*PROVIDED RECORDS*:
[start]
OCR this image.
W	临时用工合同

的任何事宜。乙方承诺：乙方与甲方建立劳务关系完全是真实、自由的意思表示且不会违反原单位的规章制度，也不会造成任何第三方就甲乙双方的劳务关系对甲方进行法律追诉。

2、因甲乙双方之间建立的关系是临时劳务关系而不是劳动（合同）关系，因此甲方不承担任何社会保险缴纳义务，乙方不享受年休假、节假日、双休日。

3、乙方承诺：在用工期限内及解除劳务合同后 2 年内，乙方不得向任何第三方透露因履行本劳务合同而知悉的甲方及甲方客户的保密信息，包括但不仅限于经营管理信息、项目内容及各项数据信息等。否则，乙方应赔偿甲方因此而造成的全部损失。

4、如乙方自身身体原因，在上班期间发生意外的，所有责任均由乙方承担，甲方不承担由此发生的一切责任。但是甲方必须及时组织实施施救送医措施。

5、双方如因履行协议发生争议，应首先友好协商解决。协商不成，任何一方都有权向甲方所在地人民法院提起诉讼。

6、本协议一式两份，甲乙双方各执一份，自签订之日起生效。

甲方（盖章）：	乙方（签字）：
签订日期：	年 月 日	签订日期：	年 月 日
[end]
*YOUR INSTRUCTIONS*: Exactly how many lines of the listing above contain the string "乙方承诺"? Give no more than the number.

*ANSWER TO THE PROBLEM*: 2